## Challenge
Below are records. Copy every line with "content" in it.

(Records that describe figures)
- - - -

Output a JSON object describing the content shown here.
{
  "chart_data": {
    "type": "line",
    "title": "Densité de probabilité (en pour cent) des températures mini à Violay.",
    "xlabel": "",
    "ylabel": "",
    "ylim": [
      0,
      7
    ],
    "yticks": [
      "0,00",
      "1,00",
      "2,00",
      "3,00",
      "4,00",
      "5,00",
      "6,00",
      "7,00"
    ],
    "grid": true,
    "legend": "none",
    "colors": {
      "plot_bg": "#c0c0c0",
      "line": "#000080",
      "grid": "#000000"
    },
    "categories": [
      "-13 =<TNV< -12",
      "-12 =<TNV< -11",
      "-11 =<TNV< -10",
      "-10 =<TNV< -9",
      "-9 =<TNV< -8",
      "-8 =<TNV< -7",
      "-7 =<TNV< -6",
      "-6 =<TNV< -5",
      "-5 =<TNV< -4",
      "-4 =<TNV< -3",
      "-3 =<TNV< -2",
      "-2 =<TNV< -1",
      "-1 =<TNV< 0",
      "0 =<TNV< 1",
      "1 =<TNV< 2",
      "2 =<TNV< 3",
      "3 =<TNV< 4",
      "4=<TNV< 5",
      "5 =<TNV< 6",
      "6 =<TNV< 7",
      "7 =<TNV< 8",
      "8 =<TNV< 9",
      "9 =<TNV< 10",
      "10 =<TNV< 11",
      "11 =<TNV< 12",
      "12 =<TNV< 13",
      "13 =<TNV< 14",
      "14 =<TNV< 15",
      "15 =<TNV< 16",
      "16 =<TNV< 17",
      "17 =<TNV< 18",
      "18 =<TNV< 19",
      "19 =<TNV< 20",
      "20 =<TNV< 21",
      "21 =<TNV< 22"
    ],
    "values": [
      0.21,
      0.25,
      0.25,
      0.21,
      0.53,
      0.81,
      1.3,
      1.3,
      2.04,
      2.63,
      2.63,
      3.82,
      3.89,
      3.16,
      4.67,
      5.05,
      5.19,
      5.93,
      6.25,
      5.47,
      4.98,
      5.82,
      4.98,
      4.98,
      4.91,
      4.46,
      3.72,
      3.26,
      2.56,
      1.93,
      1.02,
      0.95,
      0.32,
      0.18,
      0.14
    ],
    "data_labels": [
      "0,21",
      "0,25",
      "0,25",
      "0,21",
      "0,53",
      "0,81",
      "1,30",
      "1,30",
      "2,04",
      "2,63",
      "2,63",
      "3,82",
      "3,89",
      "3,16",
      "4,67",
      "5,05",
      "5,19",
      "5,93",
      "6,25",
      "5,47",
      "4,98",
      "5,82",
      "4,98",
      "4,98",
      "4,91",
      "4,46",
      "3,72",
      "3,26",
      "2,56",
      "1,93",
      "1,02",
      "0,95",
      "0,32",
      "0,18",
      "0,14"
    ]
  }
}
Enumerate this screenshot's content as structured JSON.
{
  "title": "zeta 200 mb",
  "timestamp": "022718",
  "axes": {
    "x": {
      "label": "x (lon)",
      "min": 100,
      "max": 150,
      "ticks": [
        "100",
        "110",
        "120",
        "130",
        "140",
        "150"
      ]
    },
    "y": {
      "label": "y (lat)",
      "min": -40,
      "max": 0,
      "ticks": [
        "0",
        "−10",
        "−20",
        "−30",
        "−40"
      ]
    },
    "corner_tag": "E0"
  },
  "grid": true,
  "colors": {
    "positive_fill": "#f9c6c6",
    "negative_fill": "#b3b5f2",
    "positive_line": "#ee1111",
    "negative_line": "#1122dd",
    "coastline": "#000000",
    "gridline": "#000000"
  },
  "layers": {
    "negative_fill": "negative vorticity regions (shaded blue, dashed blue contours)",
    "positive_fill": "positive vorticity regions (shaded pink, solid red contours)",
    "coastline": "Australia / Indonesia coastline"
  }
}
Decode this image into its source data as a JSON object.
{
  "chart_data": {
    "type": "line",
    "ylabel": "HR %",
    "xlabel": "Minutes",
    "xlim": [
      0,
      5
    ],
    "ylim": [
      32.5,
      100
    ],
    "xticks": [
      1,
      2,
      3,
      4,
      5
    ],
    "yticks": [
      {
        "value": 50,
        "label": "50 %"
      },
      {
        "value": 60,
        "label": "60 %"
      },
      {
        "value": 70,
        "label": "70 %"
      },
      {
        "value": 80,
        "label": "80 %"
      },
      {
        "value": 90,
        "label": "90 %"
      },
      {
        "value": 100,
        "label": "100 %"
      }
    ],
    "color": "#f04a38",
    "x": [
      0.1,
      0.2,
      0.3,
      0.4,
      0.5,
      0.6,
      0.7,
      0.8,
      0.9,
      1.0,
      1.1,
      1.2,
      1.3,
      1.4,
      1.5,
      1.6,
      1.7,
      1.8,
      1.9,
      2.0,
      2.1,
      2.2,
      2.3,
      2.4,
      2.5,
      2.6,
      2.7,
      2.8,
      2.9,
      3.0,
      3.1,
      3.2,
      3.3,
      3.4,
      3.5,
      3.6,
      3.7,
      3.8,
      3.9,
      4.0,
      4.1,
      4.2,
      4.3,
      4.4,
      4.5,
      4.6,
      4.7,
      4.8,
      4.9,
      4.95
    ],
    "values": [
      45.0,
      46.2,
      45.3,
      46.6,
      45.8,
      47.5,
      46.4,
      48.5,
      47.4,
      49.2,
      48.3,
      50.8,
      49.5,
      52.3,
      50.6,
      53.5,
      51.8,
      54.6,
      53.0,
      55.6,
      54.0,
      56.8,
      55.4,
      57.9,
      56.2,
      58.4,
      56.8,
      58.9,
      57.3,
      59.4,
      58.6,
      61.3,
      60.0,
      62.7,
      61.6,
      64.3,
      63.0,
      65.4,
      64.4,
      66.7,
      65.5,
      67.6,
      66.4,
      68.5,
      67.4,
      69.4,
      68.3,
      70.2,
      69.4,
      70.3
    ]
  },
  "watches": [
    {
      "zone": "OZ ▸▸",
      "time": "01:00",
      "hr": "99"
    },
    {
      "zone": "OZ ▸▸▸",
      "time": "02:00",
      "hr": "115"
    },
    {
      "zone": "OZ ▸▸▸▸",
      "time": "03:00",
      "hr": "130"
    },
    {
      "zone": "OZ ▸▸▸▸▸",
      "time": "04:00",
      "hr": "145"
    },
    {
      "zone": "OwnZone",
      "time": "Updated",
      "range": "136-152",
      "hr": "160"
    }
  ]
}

- - - -

## Answer to this exercise
Output a JSON object describing the content shown here.
Enumerate this screenshot's content as structured JSON.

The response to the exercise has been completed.